++++ ENTRIES PROVIDED
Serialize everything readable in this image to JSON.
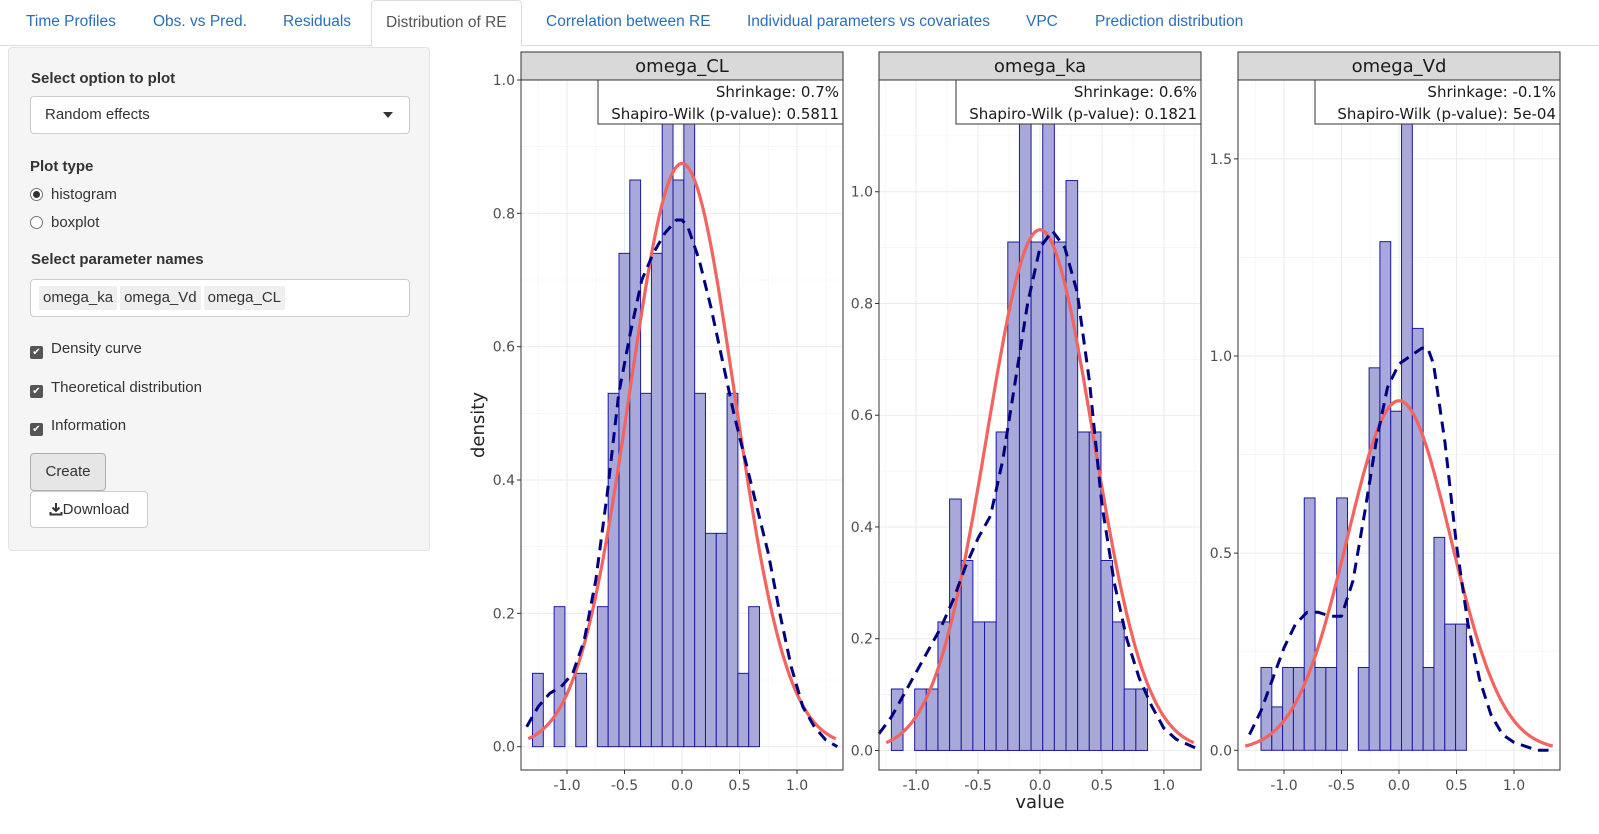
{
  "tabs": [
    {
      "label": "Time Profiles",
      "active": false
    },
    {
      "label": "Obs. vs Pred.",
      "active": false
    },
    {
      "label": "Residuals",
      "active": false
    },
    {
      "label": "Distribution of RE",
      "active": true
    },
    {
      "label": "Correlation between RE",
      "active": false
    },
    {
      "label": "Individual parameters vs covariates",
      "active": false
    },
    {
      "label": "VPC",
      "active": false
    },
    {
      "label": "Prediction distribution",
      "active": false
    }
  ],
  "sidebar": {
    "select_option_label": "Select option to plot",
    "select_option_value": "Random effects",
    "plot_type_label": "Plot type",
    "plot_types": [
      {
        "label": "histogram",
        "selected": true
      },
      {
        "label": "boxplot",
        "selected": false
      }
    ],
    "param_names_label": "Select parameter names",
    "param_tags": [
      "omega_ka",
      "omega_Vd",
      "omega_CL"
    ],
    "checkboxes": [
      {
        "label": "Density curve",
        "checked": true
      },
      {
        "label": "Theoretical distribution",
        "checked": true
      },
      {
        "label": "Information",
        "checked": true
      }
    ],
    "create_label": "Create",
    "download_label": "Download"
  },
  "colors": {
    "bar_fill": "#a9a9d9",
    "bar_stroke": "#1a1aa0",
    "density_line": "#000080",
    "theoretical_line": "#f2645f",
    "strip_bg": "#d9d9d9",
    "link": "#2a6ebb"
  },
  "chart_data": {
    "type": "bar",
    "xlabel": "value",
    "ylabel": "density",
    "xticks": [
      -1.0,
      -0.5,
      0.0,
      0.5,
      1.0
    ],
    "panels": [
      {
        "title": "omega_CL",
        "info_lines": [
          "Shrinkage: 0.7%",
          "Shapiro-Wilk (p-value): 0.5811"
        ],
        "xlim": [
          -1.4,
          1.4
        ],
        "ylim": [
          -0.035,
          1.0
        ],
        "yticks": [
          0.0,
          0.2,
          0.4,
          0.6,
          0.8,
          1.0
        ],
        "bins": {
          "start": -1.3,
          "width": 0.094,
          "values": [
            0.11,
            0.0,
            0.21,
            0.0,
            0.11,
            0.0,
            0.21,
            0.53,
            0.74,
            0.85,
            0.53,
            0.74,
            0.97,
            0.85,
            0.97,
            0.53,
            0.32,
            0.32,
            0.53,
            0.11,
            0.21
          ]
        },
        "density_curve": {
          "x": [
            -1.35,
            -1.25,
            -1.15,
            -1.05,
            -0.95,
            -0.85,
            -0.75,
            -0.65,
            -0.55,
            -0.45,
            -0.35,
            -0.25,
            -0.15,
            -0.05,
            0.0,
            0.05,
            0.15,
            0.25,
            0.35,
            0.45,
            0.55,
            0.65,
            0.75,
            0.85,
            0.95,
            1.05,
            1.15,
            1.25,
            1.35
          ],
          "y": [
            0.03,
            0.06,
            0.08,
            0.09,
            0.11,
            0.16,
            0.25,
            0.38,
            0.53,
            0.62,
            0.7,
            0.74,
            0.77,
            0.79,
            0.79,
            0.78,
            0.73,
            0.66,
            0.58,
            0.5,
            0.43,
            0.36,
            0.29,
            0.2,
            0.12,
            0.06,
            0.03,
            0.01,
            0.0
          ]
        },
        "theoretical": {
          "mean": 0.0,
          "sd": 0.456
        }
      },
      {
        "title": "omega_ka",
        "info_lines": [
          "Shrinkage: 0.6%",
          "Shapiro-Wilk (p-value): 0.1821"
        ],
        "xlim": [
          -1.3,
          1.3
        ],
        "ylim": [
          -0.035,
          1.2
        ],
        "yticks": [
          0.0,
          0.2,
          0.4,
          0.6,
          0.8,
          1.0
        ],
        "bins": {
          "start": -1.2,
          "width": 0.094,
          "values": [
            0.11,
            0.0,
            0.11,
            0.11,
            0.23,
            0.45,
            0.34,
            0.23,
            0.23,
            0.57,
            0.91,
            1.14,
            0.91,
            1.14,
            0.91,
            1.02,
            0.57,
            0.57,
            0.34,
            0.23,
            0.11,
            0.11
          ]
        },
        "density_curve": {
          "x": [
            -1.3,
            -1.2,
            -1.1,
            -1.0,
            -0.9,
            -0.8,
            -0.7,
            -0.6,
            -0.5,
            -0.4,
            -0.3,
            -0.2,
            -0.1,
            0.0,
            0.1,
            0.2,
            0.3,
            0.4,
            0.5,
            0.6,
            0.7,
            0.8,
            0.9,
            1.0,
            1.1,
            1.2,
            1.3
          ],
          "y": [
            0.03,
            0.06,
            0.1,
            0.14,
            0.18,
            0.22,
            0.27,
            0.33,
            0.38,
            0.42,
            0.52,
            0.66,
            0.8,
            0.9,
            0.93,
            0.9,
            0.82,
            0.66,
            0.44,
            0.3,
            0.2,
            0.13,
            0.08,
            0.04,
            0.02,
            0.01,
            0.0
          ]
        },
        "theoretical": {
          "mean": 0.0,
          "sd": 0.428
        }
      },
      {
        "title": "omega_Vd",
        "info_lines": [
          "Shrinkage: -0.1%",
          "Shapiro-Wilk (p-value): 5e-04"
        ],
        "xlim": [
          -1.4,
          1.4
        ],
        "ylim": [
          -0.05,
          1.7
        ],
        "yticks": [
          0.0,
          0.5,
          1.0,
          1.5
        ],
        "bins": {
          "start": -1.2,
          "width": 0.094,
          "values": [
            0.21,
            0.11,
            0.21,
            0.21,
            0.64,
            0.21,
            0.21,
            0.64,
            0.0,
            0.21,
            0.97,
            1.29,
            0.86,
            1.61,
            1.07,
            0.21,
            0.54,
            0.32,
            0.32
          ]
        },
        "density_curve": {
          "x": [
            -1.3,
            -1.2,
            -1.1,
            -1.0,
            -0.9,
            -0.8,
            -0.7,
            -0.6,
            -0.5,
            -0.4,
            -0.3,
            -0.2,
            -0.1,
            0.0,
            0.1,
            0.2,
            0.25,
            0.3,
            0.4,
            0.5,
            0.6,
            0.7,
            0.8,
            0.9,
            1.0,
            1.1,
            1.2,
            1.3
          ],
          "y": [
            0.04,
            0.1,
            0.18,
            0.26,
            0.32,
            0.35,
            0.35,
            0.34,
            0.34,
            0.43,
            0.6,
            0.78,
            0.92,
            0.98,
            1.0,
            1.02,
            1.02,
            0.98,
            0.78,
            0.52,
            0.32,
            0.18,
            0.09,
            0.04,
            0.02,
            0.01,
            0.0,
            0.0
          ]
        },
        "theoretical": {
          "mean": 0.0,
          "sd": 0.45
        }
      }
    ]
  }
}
++++++++
WHAT TO PRODUCE: Leave out the pictures and copy the rest of the material above exactly.

WRITTEN REPLY:
Serialize everything readable in this image to JSON.
{
  "tabs": [
    {
      "label": "Time Profiles",
      "active": false
    },
    {
      "label": "Obs. vs Pred.",
      "active": false
    },
    {
      "label": "Residuals",
      "active": false
    },
    {
      "label": "Distribution of RE",
      "active": true
    },
    {
      "label": "Correlation between RE",
      "active": false
    },
    {
      "label": "Individual parameters vs covariates",
      "active": false
    },
    {
      "label": "VPC",
      "active": false
    },
    {
      "label": "Prediction distribution",
      "active": false
    }
  ],
  "sidebar": {
    "select_option_label": "Select option to plot",
    "select_option_value": "Random effects",
    "plot_type_label": "Plot type",
    "plot_types": [
      {
        "label": "histogram",
        "selected": true
      },
      {
        "label": "boxplot",
        "selected": false
      }
    ],
    "param_names_label": "Select parameter names",
    "param_tags": [
      "omega_ka",
      "omega_Vd",
      "omega_CL"
    ],
    "checkboxes": [
      {
        "label": "Density curve",
        "checked": true
      },
      {
        "label": "Theoretical distribution",
        "checked": true
      },
      {
        "label": "Information",
        "checked": true
      }
    ],
    "create_label": "Create",
    "download_label": "Download"
  },
  "colors": {
    "bar_fill": "#a9a9d9",
    "bar_stroke": "#1a1aa0",
    "density_line": "#000080",
    "theoretical_line": "#f2645f",
    "strip_bg": "#d9d9d9",
    "link": "#2a6ebb"
  },
  "chart_data": {
    "type": "bar",
    "xlabel": "value",
    "ylabel": "density",
    "xticks": [
      -1.0,
      -0.5,
      0.0,
      0.5,
      1.0
    ],
    "panels": [
      {
        "title": "omega_CL",
        "info_lines": [
          "Shrinkage: 0.7%",
          "Shapiro-Wilk (p-value): 0.5811"
        ],
        "xlim": [
          -1.4,
          1.4
        ],
        "ylim": [
          -0.035,
          1.0
        ],
        "yticks": [
          0.0,
          0.2,
          0.4,
          0.6,
          0.8,
          1.0
        ],
        "bins": {
          "start": -1.3,
          "width": 0.094,
          "values": [
            0.11,
            0.0,
            0.21,
            0.0,
            0.11,
            0.0,
            0.21,
            0.53,
            0.74,
            0.85,
            0.53,
            0.74,
            0.97,
            0.85,
            0.97,
            0.53,
            0.32,
            0.32,
            0.53,
            0.11,
            0.21
          ]
        },
        "density_curve": {
          "x": [
            -1.35,
            -1.25,
            -1.15,
            -1.05,
            -0.95,
            -0.85,
            -0.75,
            -0.65,
            -0.55,
            -0.45,
            -0.35,
            -0.25,
            -0.15,
            -0.05,
            0.0,
            0.05,
            0.15,
            0.25,
            0.35,
            0.45,
            0.55,
            0.65,
            0.75,
            0.85,
            0.95,
            1.05,
            1.15,
            1.25,
            1.35
          ],
          "y": [
            0.03,
            0.06,
            0.08,
            0.09,
            0.11,
            0.16,
            0.25,
            0.38,
            0.53,
            0.62,
            0.7,
            0.74,
            0.77,
            0.79,
            0.79,
            0.78,
            0.73,
            0.66,
            0.58,
            0.5,
            0.43,
            0.36,
            0.29,
            0.2,
            0.12,
            0.06,
            0.03,
            0.01,
            0.0
          ]
        },
        "theoretical": {
          "mean": 0.0,
          "sd": 0.456
        }
      },
      {
        "title": "omega_ka",
        "info_lines": [
          "Shrinkage: 0.6%",
          "Shapiro-Wilk (p-value): 0.1821"
        ],
        "xlim": [
          -1.3,
          1.3
        ],
        "ylim": [
          -0.035,
          1.2
        ],
        "yticks": [
          0.0,
          0.2,
          0.4,
          0.6,
          0.8,
          1.0
        ],
        "bins": {
          "start": -1.2,
          "width": 0.094,
          "values": [
            0.11,
            0.0,
            0.11,
            0.11,
            0.23,
            0.45,
            0.34,
            0.23,
            0.23,
            0.57,
            0.91,
            1.14,
            0.91,
            1.14,
            0.91,
            1.02,
            0.57,
            0.57,
            0.34,
            0.23,
            0.11,
            0.11
          ]
        },
        "density_curve": {
          "x": [
            -1.3,
            -1.2,
            -1.1,
            -1.0,
            -0.9,
            -0.8,
            -0.7,
            -0.6,
            -0.5,
            -0.4,
            -0.3,
            -0.2,
            -0.1,
            0.0,
            0.1,
            0.2,
            0.3,
            0.4,
            0.5,
            0.6,
            0.7,
            0.8,
            0.9,
            1.0,
            1.1,
            1.2,
            1.3
          ],
          "y": [
            0.03,
            0.06,
            0.1,
            0.14,
            0.18,
            0.22,
            0.27,
            0.33,
            0.38,
            0.42,
            0.52,
            0.66,
            0.8,
            0.9,
            0.93,
            0.9,
            0.82,
            0.66,
            0.44,
            0.3,
            0.2,
            0.13,
            0.08,
            0.04,
            0.02,
            0.01,
            0.0
          ]
        },
        "theoretical": {
          "mean": 0.0,
          "sd": 0.428
        }
      },
      {
        "title": "omega_Vd",
        "info_lines": [
          "Shrinkage: -0.1%",
          "Shapiro-Wilk (p-value): 5e-04"
        ],
        "xlim": [
          -1.4,
          1.4
        ],
        "ylim": [
          -0.05,
          1.7
        ],
        "yticks": [
          0.0,
          0.5,
          1.0,
          1.5
        ],
        "bins": {
          "start": -1.2,
          "width": 0.094,
          "values": [
            0.21,
            0.11,
            0.21,
            0.21,
            0.64,
            0.21,
            0.21,
            0.64,
            0.0,
            0.21,
            0.97,
            1.29,
            0.86,
            1.61,
            1.07,
            0.21,
            0.54,
            0.32,
            0.32
          ]
        },
        "density_curve": {
          "x": [
            -1.3,
            -1.2,
            -1.1,
            -1.0,
            -0.9,
            -0.8,
            -0.7,
            -0.6,
            -0.5,
            -0.4,
            -0.3,
            -0.2,
            -0.1,
            0.0,
            0.1,
            0.2,
            0.25,
            0.3,
            0.4,
            0.5,
            0.6,
            0.7,
            0.8,
            0.9,
            1.0,
            1.1,
            1.2,
            1.3
          ],
          "y": [
            0.04,
            0.1,
            0.18,
            0.26,
            0.32,
            0.35,
            0.35,
            0.34,
            0.34,
            0.43,
            0.6,
            0.78,
            0.92,
            0.98,
            1.0,
            1.02,
            1.02,
            0.98,
            0.78,
            0.52,
            0.32,
            0.18,
            0.09,
            0.04,
            0.02,
            0.01,
            0.0,
            0.0
          ]
        },
        "theoretical": {
          "mean": 0.0,
          "sd": 0.45
        }
      }
    ]
  }
}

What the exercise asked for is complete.